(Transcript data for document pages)

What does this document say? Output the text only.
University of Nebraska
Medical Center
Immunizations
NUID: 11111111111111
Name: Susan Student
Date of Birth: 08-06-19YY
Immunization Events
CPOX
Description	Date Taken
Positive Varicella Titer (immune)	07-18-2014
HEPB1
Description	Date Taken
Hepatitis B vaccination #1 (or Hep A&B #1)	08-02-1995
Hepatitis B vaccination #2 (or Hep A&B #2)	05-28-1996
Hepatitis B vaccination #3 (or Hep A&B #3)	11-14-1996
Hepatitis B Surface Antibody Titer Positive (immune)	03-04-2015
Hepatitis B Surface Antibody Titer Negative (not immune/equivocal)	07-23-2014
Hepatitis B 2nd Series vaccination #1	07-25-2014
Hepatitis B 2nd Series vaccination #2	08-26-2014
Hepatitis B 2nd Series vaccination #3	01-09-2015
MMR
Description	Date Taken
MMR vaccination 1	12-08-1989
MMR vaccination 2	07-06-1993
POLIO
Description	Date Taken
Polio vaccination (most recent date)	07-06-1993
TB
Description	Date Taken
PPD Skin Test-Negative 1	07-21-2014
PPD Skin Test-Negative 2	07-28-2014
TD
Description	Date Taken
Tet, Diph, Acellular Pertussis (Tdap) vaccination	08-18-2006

▶ **WHAT YOU ARE ASKED TO DO**: Output each record exactly, leaving nothing out.

▶ **TASK RESPONSE**:
What does this document say? Output the text only.
University of Nebraska
Medical Center
Immunizations
NUID: 11111111111111
Name: Susan Student
Date of Birth: 08-06-19YY
Immunization Events
CPOX
Description	Date Taken
Positive Varicella Titer (immune)	07-18-2014
HEPB1
Description	Date Taken
Hepatitis B vaccination #1 (or Hep A&B #1)	08-02-1995
Hepatitis B vaccination #2 (or Hep A&B #2)	05-28-1996
Hepatitis B vaccination #3 (or Hep A&B #3)	11-14-1996
Hepatitis B Surface Antibody Titer Positive (immune)	03-04-2015
Hepatitis B Surface Antibody Titer Negative (not immune/equivocal)	07-23-2014
Hepatitis B 2nd Series vaccination #1	07-25-2014
Hepatitis B 2nd Series vaccination #2	08-26-2014
Hepatitis B 2nd Series vaccination #3	01-09-2015
MMR
Description	Date Taken
MMR vaccination 1	12-08-1989
MMR vaccination 2	07-06-1993
POLIO
Description	Date Taken
Polio vaccination (most recent date)	07-06-1993
TB
Description	Date Taken
PPD Skin Test-Negative 1	07-21-2014
PPD Skin Test-Negative 2	07-28-2014
TD
Description	Date Taken
Tet, Diph, Acellular Pertussis (Tdap) vaccination	08-18-2006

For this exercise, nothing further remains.